START
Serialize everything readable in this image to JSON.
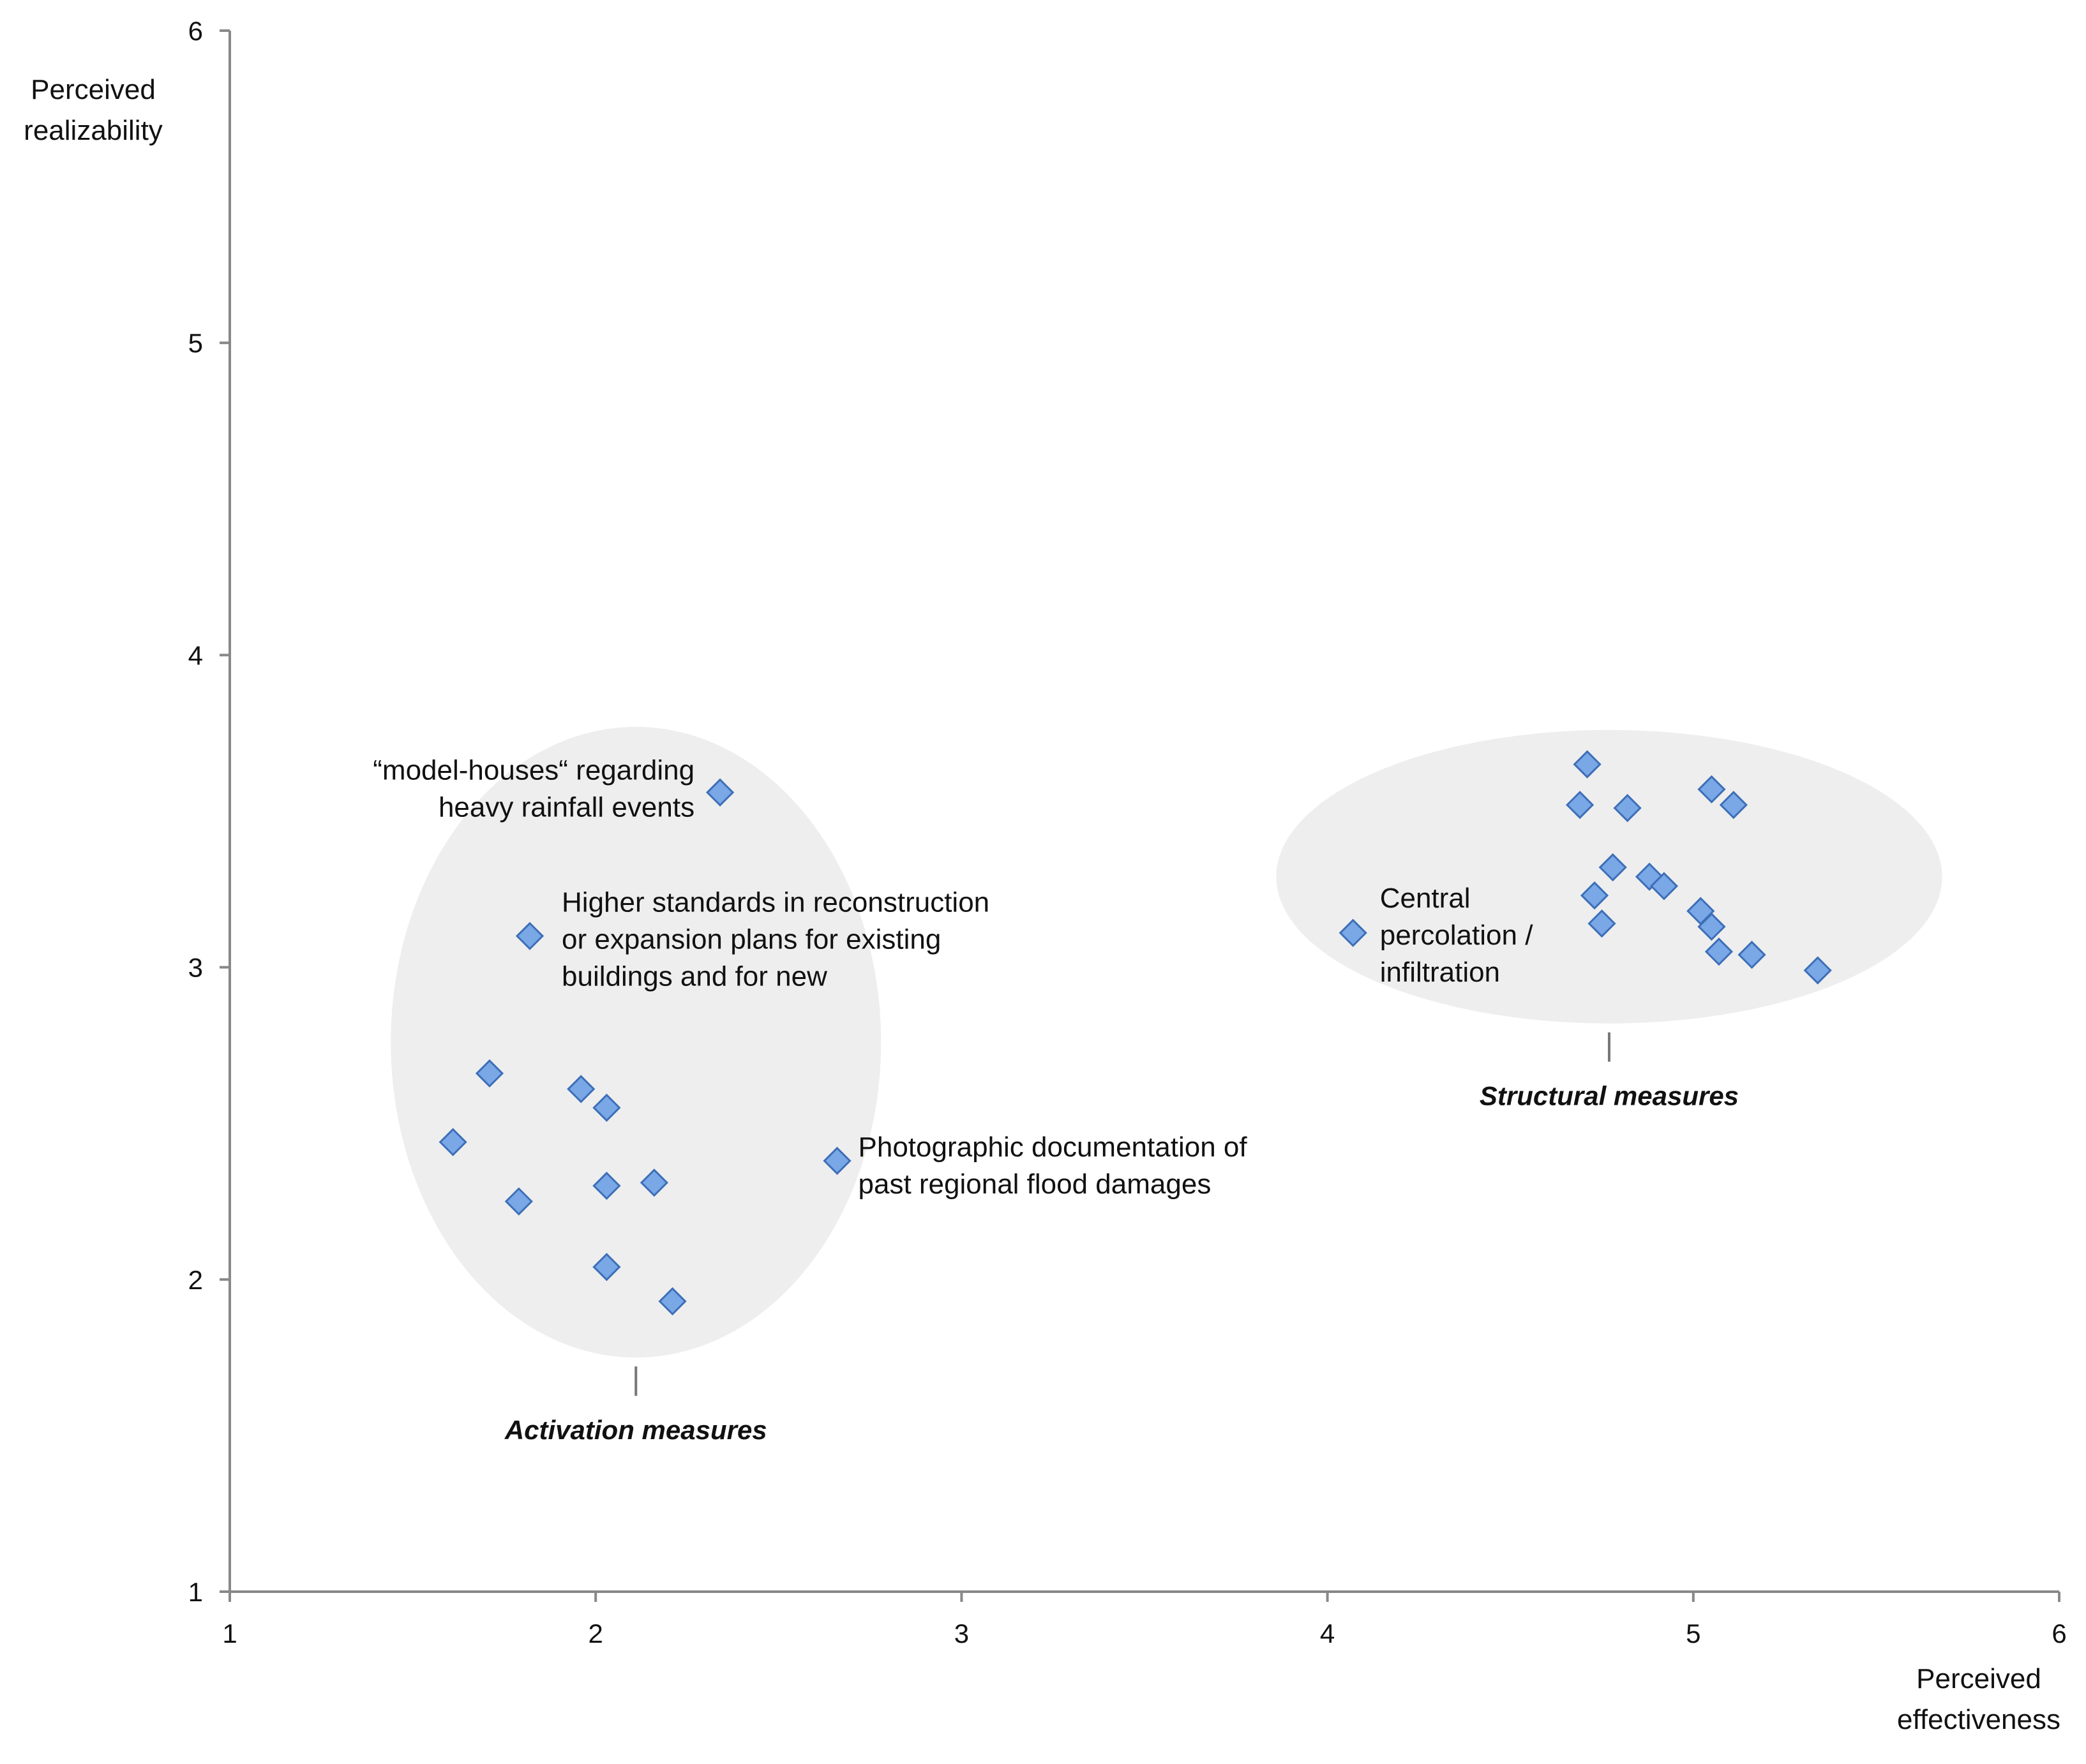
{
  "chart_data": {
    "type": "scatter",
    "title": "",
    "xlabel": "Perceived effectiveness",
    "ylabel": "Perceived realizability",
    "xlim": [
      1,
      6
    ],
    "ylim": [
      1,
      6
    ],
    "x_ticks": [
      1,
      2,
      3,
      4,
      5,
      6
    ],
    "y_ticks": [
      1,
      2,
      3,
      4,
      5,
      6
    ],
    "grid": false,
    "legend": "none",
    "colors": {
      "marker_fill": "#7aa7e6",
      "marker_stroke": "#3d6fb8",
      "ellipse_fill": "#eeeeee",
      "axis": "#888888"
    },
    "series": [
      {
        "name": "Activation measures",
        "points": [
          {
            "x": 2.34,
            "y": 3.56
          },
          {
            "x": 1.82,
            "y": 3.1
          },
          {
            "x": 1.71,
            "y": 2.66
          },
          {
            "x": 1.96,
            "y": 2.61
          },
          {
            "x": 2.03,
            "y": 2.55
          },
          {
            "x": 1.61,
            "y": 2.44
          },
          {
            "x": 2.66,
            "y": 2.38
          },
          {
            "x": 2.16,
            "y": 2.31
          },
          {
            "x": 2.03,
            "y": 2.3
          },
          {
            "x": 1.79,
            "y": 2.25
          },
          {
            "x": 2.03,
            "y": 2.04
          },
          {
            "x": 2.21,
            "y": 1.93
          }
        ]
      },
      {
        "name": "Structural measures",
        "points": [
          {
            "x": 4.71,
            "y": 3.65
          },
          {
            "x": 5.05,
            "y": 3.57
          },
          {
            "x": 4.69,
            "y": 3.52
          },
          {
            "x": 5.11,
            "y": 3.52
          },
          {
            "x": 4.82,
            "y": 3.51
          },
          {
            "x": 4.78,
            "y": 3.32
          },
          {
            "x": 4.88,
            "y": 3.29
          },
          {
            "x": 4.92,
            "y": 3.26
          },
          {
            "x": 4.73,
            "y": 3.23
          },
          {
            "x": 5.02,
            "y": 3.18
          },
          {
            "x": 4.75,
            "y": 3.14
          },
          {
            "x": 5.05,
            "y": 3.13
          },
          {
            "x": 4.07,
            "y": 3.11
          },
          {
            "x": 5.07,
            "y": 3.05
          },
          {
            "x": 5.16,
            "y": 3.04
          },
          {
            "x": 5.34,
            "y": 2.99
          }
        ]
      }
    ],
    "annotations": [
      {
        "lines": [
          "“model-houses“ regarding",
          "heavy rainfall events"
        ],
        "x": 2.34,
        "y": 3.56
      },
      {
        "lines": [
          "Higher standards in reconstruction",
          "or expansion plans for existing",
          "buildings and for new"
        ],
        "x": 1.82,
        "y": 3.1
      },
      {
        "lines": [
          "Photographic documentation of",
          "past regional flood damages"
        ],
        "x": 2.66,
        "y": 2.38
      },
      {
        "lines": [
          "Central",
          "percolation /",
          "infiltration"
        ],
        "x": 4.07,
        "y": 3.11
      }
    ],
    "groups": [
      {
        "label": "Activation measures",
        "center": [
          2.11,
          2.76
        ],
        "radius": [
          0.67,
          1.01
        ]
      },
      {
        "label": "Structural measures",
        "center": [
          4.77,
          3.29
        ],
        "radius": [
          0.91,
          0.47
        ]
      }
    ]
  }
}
END
START
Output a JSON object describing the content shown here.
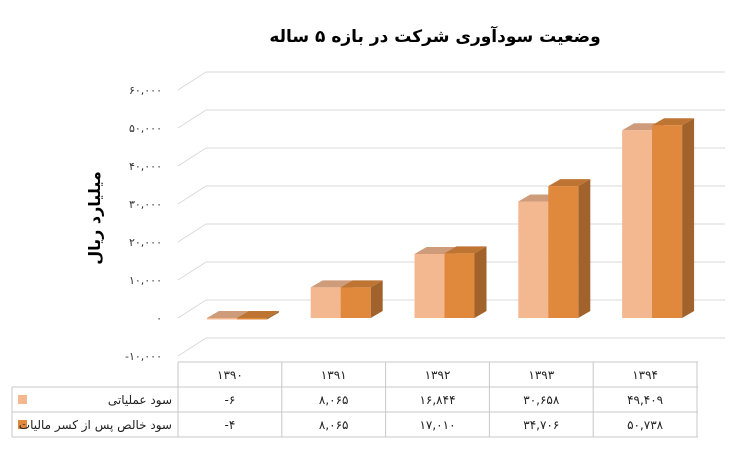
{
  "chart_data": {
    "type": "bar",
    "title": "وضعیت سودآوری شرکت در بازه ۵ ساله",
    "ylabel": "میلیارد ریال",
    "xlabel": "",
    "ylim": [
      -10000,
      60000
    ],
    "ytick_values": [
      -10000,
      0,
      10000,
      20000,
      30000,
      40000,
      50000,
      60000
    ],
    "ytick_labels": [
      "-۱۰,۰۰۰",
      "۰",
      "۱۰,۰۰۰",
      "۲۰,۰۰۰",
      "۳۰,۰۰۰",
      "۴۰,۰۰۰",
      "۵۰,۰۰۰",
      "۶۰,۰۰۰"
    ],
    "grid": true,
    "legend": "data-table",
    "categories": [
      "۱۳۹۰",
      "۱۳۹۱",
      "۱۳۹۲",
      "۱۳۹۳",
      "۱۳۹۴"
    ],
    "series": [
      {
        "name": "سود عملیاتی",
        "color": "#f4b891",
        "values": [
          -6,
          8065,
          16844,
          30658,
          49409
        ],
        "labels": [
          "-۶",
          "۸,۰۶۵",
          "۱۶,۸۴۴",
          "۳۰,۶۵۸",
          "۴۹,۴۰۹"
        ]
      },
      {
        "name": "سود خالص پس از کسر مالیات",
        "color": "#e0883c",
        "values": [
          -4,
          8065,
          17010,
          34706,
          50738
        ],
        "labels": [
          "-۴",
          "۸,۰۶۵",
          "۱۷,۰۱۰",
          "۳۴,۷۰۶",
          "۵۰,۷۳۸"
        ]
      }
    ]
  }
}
END
Wherever "ylabel" shows up in a line, copy that line.

[Answer to this task]:
    "ylabel": "Perceived realizability",
    "ylabel": "میلیارد ریال",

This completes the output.